Collect all lines below with the string "recent".

____ Data supplied

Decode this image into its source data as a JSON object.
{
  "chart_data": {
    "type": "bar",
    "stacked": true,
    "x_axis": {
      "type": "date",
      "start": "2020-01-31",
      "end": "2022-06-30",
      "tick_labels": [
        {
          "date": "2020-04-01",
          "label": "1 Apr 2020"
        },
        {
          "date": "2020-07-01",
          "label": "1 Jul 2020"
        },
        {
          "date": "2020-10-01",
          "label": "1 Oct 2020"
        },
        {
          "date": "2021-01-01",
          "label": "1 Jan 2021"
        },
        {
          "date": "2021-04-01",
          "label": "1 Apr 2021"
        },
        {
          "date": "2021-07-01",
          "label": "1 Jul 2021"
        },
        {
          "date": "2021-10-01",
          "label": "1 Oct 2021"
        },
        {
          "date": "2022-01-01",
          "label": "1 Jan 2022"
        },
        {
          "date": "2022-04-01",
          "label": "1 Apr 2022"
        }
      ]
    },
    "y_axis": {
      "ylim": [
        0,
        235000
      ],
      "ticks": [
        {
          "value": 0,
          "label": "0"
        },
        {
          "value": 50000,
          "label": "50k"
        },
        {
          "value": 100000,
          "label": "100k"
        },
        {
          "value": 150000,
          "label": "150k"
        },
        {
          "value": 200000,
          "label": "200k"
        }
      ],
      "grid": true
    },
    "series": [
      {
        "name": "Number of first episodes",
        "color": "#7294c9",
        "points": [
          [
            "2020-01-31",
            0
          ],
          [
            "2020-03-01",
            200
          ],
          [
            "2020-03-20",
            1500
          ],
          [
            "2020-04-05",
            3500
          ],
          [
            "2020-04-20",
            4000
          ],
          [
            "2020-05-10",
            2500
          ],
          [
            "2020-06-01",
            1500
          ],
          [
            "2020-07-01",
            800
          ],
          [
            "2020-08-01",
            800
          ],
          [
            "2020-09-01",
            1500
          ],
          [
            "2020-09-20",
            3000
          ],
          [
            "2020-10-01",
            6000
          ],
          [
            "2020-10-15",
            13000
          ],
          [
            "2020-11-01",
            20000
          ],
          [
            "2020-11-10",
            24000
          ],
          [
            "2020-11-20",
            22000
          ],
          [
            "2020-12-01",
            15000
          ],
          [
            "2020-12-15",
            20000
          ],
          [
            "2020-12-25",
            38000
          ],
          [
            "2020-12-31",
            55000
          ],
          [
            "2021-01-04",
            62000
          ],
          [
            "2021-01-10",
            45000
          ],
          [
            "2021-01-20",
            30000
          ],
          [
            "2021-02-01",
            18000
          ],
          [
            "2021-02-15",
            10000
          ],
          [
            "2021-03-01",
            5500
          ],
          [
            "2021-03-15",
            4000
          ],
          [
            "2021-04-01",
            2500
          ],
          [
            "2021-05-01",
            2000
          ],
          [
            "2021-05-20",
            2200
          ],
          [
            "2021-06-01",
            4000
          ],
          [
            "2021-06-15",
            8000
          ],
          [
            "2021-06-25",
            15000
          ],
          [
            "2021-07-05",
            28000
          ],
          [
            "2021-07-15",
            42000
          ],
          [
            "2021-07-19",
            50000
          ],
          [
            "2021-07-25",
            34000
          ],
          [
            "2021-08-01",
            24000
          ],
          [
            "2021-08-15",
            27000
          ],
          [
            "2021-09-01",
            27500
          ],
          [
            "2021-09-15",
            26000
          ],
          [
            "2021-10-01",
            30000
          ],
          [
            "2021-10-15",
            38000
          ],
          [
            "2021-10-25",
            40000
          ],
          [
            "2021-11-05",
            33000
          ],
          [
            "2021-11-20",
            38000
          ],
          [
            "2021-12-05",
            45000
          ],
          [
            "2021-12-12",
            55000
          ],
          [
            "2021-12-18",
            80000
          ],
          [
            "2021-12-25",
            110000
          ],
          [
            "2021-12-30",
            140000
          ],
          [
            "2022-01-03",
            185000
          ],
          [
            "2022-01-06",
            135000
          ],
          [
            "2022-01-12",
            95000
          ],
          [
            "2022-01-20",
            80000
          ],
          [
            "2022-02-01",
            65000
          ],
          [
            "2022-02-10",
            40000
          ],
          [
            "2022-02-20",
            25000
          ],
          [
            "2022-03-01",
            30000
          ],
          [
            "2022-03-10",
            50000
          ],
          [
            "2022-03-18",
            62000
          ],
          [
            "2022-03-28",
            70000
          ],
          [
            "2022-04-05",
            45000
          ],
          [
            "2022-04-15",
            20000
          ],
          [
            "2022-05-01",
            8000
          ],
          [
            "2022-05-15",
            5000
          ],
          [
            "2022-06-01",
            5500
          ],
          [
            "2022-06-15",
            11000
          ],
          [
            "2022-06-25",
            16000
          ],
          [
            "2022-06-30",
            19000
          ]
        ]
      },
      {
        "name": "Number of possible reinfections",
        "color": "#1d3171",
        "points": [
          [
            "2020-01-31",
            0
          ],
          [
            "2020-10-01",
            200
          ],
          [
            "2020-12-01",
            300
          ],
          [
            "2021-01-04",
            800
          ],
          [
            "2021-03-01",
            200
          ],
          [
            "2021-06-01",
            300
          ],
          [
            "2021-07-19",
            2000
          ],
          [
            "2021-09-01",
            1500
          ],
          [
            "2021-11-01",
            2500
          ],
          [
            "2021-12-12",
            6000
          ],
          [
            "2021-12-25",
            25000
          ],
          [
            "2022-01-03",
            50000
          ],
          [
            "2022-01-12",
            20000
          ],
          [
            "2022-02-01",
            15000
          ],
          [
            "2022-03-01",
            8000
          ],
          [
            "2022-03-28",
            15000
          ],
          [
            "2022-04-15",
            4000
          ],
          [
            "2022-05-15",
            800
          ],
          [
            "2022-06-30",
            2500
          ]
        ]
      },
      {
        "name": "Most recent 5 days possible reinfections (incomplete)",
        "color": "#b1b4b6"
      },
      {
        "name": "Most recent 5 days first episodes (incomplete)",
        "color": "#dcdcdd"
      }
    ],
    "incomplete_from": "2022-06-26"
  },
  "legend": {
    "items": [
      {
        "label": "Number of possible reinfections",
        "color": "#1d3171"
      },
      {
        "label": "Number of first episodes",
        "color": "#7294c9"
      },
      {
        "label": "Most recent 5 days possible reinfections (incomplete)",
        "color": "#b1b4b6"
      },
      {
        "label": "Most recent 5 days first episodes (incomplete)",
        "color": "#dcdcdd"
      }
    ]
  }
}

________

Reply to the task:
        "name": "Most recent 5 days possible reinfections (incomplete)",
        "name": "Most recent 5 days first episodes (incomplete)",
        "label": "Most recent 5 days possible reinfections (incomplete)",
        "label": "Most recent 5 days first episodes (incomplete)",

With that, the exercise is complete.